• _What the exercise asks_: Make an exact copy of all the entries, but do not reproduce the pictures.

• _Supplied records_:
◇ ◇ ◇ ◇ ◇ ◇ ◇

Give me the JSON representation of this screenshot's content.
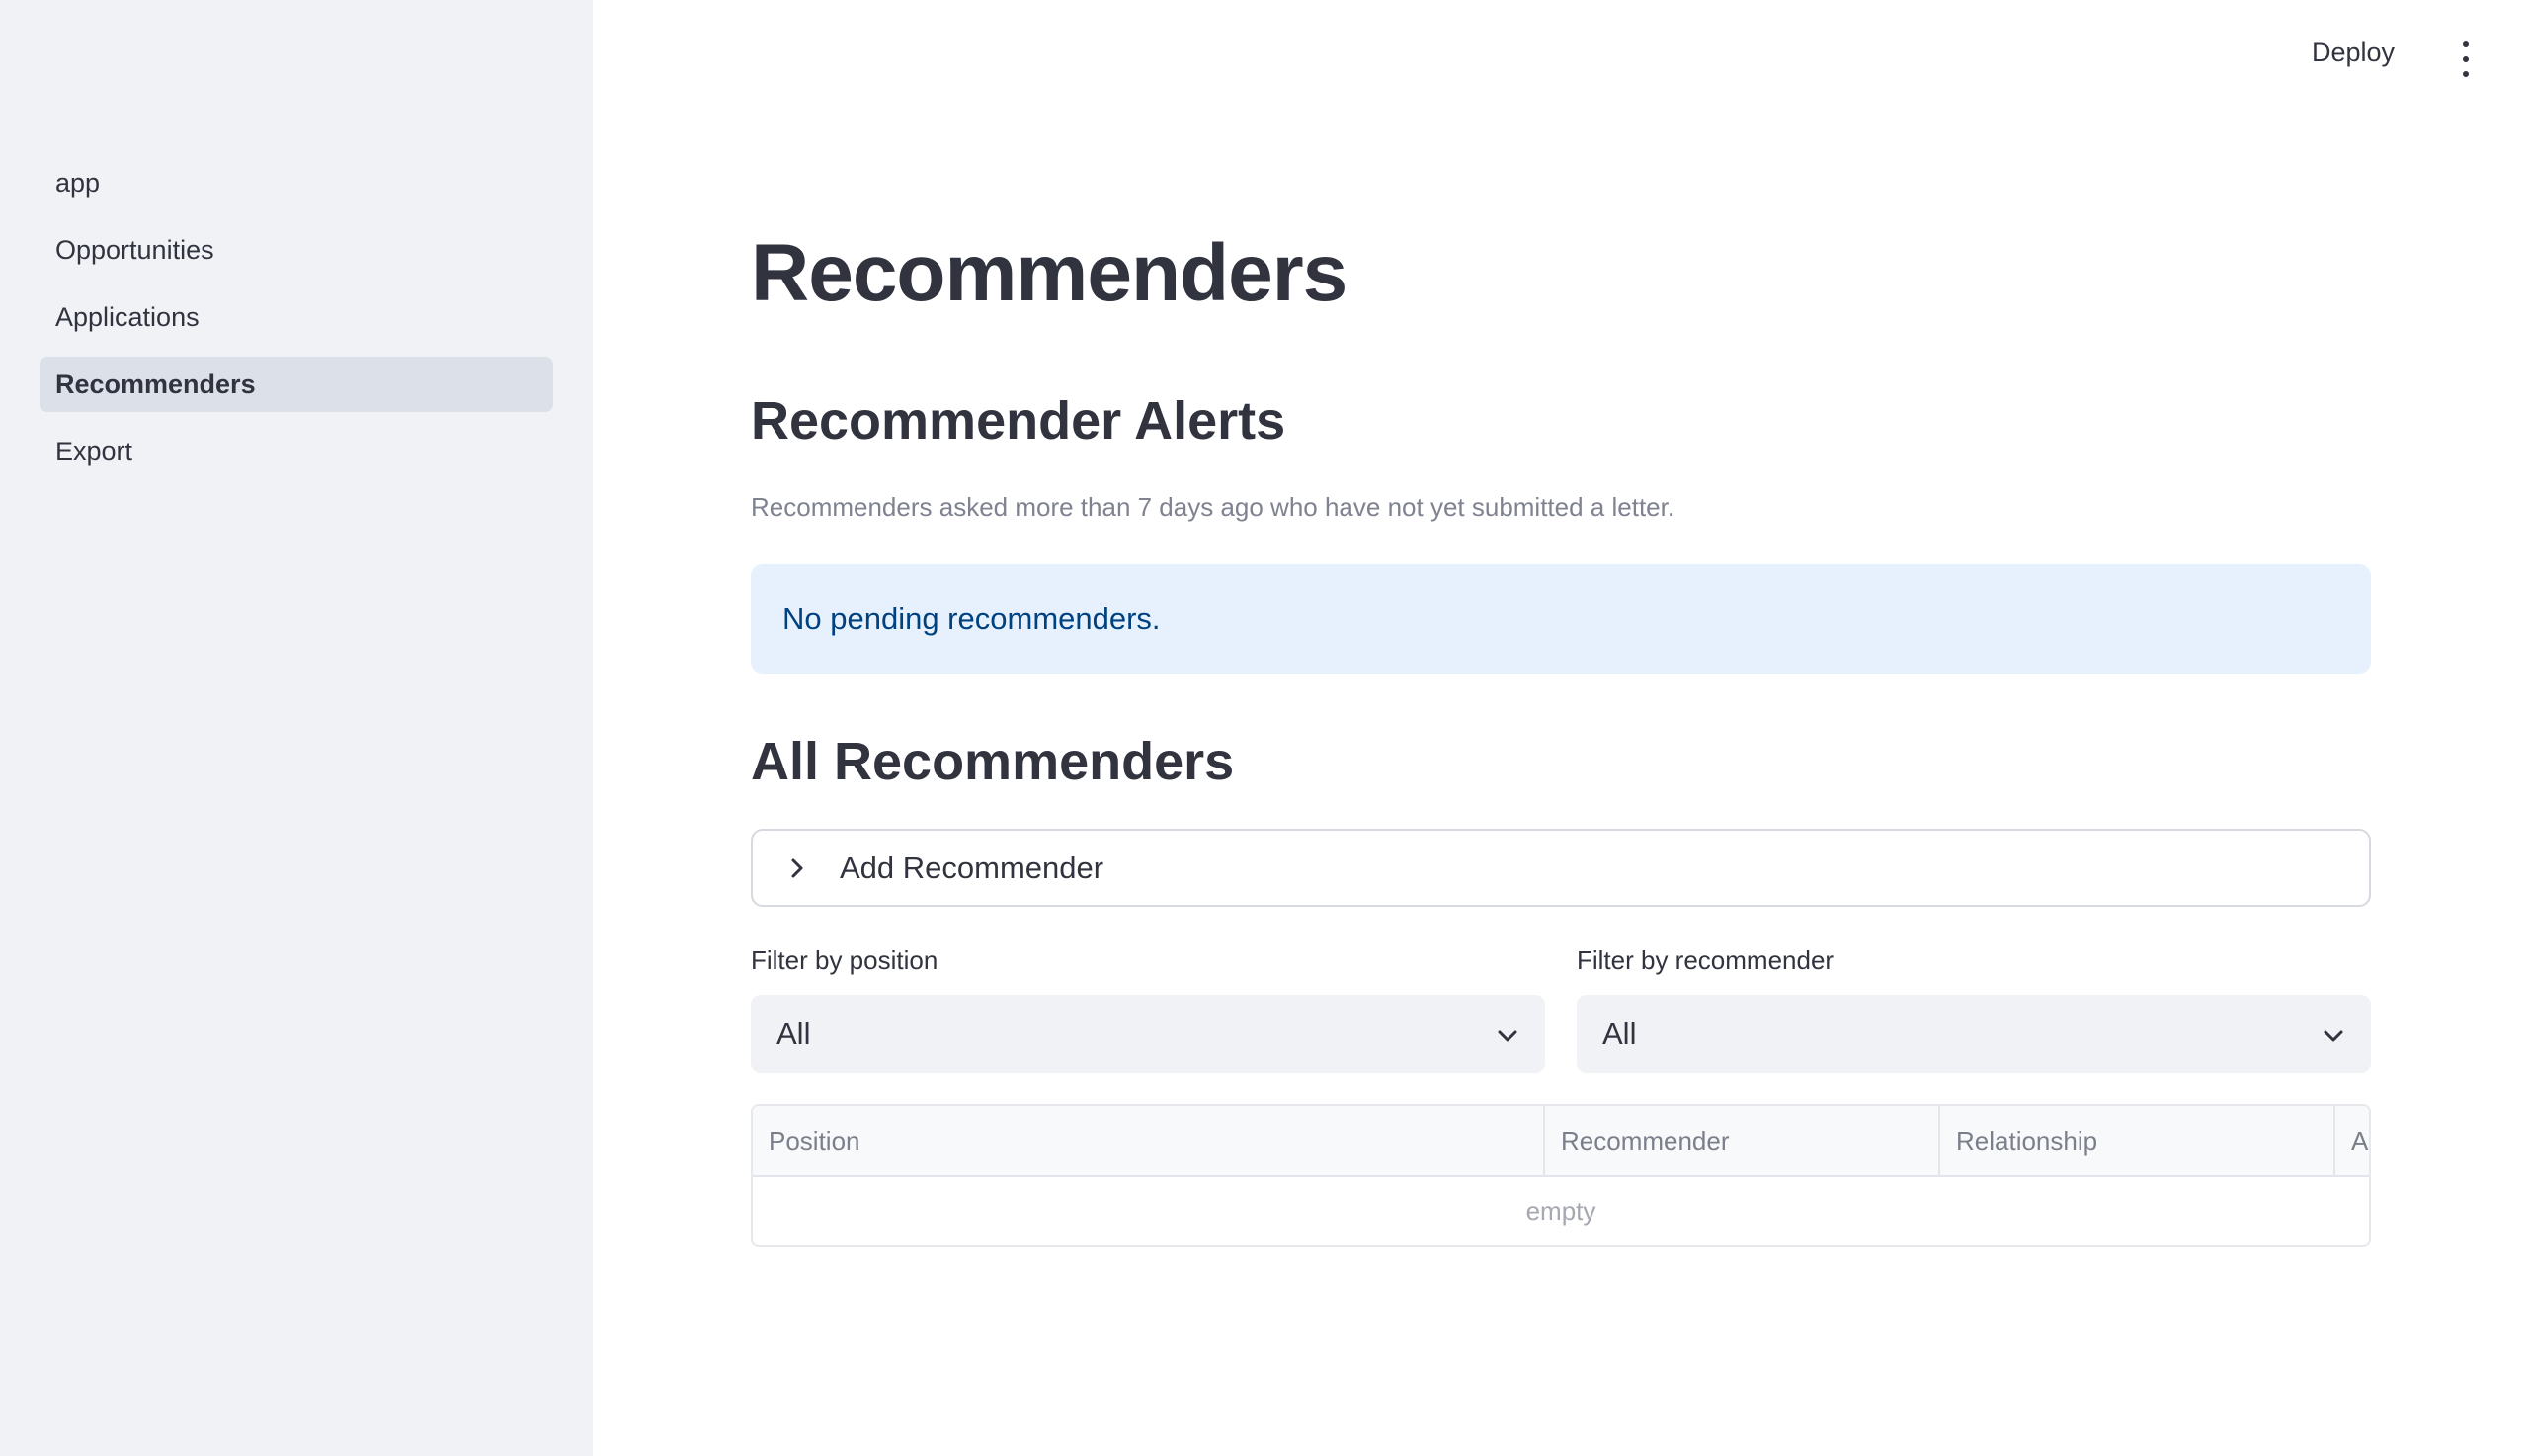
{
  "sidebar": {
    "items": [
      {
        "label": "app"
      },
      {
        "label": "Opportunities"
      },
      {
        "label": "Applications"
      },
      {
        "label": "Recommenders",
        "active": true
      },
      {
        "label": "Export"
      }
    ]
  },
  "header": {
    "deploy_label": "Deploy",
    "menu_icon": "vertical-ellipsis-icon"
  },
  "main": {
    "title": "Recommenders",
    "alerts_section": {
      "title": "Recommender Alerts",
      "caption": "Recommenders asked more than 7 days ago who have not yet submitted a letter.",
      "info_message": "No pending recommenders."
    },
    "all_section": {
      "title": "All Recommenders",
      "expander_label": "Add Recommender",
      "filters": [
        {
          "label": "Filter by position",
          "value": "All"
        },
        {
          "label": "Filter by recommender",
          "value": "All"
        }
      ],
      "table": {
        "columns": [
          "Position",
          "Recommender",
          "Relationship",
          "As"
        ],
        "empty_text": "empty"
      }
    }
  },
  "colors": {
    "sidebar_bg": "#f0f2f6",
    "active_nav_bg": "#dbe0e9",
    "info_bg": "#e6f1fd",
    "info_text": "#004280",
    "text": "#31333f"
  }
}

◇ ◇ ◇ ◇ ◇ ◇ ◇

• _Written response_:
Give me the JSON representation of this screenshot's content.
{
  "sidebar": {
    "items": [
      {
        "label": "app"
      },
      {
        "label": "Opportunities"
      },
      {
        "label": "Applications"
      },
      {
        "label": "Recommenders",
        "active": true
      },
      {
        "label": "Export"
      }
    ]
  },
  "header": {
    "deploy_label": "Deploy",
    "menu_icon": "vertical-ellipsis-icon"
  },
  "main": {
    "title": "Recommenders",
    "alerts_section": {
      "title": "Recommender Alerts",
      "caption": "Recommenders asked more than 7 days ago who have not yet submitted a letter.",
      "info_message": "No pending recommenders."
    },
    "all_section": {
      "title": "All Recommenders",
      "expander_label": "Add Recommender",
      "filters": [
        {
          "label": "Filter by position",
          "value": "All"
        },
        {
          "label": "Filter by recommender",
          "value": "All"
        }
      ],
      "table": {
        "columns": [
          "Position",
          "Recommender",
          "Relationship",
          "As"
        ],
        "empty_text": "empty"
      }
    }
  },
  "colors": {
    "sidebar_bg": "#f0f2f6",
    "active_nav_bg": "#dbe0e9",
    "info_bg": "#e6f1fd",
    "info_text": "#004280",
    "text": "#31333f"
  }
}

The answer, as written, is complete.